• _Description of the task_: It is required that all of the data be written out exactly.

• _Information supplied_:
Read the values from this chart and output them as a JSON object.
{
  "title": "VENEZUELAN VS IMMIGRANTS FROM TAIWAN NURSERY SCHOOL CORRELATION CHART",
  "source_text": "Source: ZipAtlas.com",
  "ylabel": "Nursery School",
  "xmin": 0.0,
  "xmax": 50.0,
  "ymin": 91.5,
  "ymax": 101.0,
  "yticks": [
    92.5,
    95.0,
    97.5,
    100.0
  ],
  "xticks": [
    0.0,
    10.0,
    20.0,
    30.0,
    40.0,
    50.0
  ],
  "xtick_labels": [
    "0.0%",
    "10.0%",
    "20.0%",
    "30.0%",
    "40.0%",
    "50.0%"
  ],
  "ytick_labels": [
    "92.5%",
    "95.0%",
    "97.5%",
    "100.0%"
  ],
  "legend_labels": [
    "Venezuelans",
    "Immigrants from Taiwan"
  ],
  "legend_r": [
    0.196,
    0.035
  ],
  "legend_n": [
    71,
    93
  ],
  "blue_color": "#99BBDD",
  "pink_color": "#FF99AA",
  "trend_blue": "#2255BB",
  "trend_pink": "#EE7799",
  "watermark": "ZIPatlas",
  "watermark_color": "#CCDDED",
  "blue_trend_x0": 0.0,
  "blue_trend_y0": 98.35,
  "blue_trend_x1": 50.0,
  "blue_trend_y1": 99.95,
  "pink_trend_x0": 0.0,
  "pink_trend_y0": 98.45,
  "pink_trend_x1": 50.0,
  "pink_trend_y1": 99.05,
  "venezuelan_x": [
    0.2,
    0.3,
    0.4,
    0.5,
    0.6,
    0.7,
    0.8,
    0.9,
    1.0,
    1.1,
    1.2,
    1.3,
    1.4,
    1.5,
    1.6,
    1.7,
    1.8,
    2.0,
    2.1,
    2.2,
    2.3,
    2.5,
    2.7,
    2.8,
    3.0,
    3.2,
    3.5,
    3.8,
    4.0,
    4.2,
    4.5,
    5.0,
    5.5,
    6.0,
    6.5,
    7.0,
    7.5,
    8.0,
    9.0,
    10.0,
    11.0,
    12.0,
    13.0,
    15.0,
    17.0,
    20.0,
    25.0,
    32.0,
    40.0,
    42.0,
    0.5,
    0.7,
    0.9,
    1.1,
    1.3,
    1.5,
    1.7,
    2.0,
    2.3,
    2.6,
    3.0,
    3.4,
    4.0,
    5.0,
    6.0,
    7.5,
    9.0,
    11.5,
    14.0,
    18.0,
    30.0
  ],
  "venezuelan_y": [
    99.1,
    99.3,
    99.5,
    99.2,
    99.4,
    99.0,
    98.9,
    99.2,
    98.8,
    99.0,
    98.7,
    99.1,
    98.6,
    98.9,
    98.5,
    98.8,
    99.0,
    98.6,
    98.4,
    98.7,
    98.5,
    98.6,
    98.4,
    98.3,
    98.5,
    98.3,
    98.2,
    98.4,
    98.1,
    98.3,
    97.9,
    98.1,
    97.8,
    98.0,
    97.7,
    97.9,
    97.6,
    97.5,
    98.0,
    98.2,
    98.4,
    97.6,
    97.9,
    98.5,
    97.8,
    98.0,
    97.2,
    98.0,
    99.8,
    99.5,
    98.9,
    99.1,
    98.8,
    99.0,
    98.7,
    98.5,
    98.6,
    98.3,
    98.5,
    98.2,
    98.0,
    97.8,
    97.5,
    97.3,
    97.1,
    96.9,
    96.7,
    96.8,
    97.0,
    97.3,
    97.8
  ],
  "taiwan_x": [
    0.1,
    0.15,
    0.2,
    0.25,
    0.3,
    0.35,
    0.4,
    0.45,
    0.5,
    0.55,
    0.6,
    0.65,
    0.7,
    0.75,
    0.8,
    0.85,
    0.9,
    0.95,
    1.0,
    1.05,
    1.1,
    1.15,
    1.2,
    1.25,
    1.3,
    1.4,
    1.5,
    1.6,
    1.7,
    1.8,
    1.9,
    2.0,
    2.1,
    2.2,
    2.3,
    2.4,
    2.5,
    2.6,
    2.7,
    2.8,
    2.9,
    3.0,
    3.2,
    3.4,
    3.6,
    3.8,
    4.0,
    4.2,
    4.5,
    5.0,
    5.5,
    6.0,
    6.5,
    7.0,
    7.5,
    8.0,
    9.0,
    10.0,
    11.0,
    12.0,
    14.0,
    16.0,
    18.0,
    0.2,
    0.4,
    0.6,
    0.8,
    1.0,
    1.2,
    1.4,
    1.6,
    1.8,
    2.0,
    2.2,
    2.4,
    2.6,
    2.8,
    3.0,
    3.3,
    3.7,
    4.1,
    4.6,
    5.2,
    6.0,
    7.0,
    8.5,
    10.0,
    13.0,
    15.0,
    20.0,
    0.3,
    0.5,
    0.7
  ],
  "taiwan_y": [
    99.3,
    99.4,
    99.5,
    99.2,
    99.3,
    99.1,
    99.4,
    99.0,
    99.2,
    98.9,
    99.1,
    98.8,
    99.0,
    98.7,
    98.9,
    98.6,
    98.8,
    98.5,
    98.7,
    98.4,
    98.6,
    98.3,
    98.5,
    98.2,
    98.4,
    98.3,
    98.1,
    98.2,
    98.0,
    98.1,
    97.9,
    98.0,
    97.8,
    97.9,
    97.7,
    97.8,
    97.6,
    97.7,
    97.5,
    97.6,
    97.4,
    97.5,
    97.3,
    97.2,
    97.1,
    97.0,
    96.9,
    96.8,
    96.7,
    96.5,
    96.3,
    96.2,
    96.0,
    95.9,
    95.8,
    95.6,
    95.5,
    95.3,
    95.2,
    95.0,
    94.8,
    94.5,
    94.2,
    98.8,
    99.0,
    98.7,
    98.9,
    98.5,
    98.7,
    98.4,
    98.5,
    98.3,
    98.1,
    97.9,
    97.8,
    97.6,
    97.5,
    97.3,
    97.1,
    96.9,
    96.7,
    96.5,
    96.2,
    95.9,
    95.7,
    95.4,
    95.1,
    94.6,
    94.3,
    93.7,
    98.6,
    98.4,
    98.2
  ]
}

• _Result of this task_:
Read the values from this chart and output them as a JSON object.
{
  "title": "VENEZUELAN VS IMMIGRANTS FROM TAIWAN NURSERY SCHOOL CORRELATION CHART",
  "source_text": "Source: ZipAtlas.com",
  "ylabel": "Nursery School",
  "xmin": 0.0,
  "xmax": 50.0,
  "ymin": 91.5,
  "ymax": 101.0,
  "yticks": [
    92.5,
    95.0,
    97.5,
    100.0
  ],
  "xticks": [
    0.0,
    10.0,
    20.0,
    30.0,
    40.0,
    50.0
  ],
  "xtick_labels": [
    "0.0%",
    "10.0%",
    "20.0%",
    "30.0%",
    "40.0%",
    "50.0%"
  ],
  "ytick_labels": [
    "92.5%",
    "95.0%",
    "97.5%",
    "100.0%"
  ],
  "legend_labels": [
    "Venezuelans",
    "Immigrants from Taiwan"
  ],
  "legend_r": [
    0.196,
    0.035
  ],
  "legend_n": [
    71,
    93
  ],
  "blue_color": "#99BBDD",
  "pink_color": "#FF99AA",
  "trend_blue": "#2255BB",
  "trend_pink": "#EE7799",
  "watermark": "ZIPatlas",
  "watermark_color": "#CCDDED",
  "blue_trend_x0": 0.0,
  "blue_trend_y0": 98.35,
  "blue_trend_x1": 50.0,
  "blue_trend_y1": 99.95,
  "pink_trend_x0": 0.0,
  "pink_trend_y0": 98.45,
  "pink_trend_x1": 50.0,
  "pink_trend_y1": 99.05,
  "venezuelan_x": [
    0.2,
    0.3,
    0.4,
    0.5,
    0.6,
    0.7,
    0.8,
    0.9,
    1.0,
    1.1,
    1.2,
    1.3,
    1.4,
    1.5,
    1.6,
    1.7,
    1.8,
    2.0,
    2.1,
    2.2,
    2.3,
    2.5,
    2.7,
    2.8,
    3.0,
    3.2,
    3.5,
    3.8,
    4.0,
    4.2,
    4.5,
    5.0,
    5.5,
    6.0,
    6.5,
    7.0,
    7.5,
    8.0,
    9.0,
    10.0,
    11.0,
    12.0,
    13.0,
    15.0,
    17.0,
    20.0,
    25.0,
    32.0,
    40.0,
    42.0,
    0.5,
    0.7,
    0.9,
    1.1,
    1.3,
    1.5,
    1.7,
    2.0,
    2.3,
    2.6,
    3.0,
    3.4,
    4.0,
    5.0,
    6.0,
    7.5,
    9.0,
    11.5,
    14.0,
    18.0,
    30.0
  ],
  "venezuelan_y": [
    99.1,
    99.3,
    99.5,
    99.2,
    99.4,
    99.0,
    98.9,
    99.2,
    98.8,
    99.0,
    98.7,
    99.1,
    98.6,
    98.9,
    98.5,
    98.8,
    99.0,
    98.6,
    98.4,
    98.7,
    98.5,
    98.6,
    98.4,
    98.3,
    98.5,
    98.3,
    98.2,
    98.4,
    98.1,
    98.3,
    97.9,
    98.1,
    97.8,
    98.0,
    97.7,
    97.9,
    97.6,
    97.5,
    98.0,
    98.2,
    98.4,
    97.6,
    97.9,
    98.5,
    97.8,
    98.0,
    97.2,
    98.0,
    99.8,
    99.5,
    98.9,
    99.1,
    98.8,
    99.0,
    98.7,
    98.5,
    98.6,
    98.3,
    98.5,
    98.2,
    98.0,
    97.8,
    97.5,
    97.3,
    97.1,
    96.9,
    96.7,
    96.8,
    97.0,
    97.3,
    97.8
  ],
  "taiwan_x": [
    0.1,
    0.15,
    0.2,
    0.25,
    0.3,
    0.35,
    0.4,
    0.45,
    0.5,
    0.55,
    0.6,
    0.65,
    0.7,
    0.75,
    0.8,
    0.85,
    0.9,
    0.95,
    1.0,
    1.05,
    1.1,
    1.15,
    1.2,
    1.25,
    1.3,
    1.4,
    1.5,
    1.6,
    1.7,
    1.8,
    1.9,
    2.0,
    2.1,
    2.2,
    2.3,
    2.4,
    2.5,
    2.6,
    2.7,
    2.8,
    2.9,
    3.0,
    3.2,
    3.4,
    3.6,
    3.8,
    4.0,
    4.2,
    4.5,
    5.0,
    5.5,
    6.0,
    6.5,
    7.0,
    7.5,
    8.0,
    9.0,
    10.0,
    11.0,
    12.0,
    14.0,
    16.0,
    18.0,
    0.2,
    0.4,
    0.6,
    0.8,
    1.0,
    1.2,
    1.4,
    1.6,
    1.8,
    2.0,
    2.2,
    2.4,
    2.6,
    2.8,
    3.0,
    3.3,
    3.7,
    4.1,
    4.6,
    5.2,
    6.0,
    7.0,
    8.5,
    10.0,
    13.0,
    15.0,
    20.0,
    0.3,
    0.5,
    0.7
  ],
  "taiwan_y": [
    99.3,
    99.4,
    99.5,
    99.2,
    99.3,
    99.1,
    99.4,
    99.0,
    99.2,
    98.9,
    99.1,
    98.8,
    99.0,
    98.7,
    98.9,
    98.6,
    98.8,
    98.5,
    98.7,
    98.4,
    98.6,
    98.3,
    98.5,
    98.2,
    98.4,
    98.3,
    98.1,
    98.2,
    98.0,
    98.1,
    97.9,
    98.0,
    97.8,
    97.9,
    97.7,
    97.8,
    97.6,
    97.7,
    97.5,
    97.6,
    97.4,
    97.5,
    97.3,
    97.2,
    97.1,
    97.0,
    96.9,
    96.8,
    96.7,
    96.5,
    96.3,
    96.2,
    96.0,
    95.9,
    95.8,
    95.6,
    95.5,
    95.3,
    95.2,
    95.0,
    94.8,
    94.5,
    94.2,
    98.8,
    99.0,
    98.7,
    98.9,
    98.5,
    98.7,
    98.4,
    98.5,
    98.3,
    98.1,
    97.9,
    97.8,
    97.6,
    97.5,
    97.3,
    97.1,
    96.9,
    96.7,
    96.5,
    96.2,
    95.9,
    95.7,
    95.4,
    95.1,
    94.6,
    94.3,
    93.7,
    98.6,
    98.4,
    98.2
  ]
}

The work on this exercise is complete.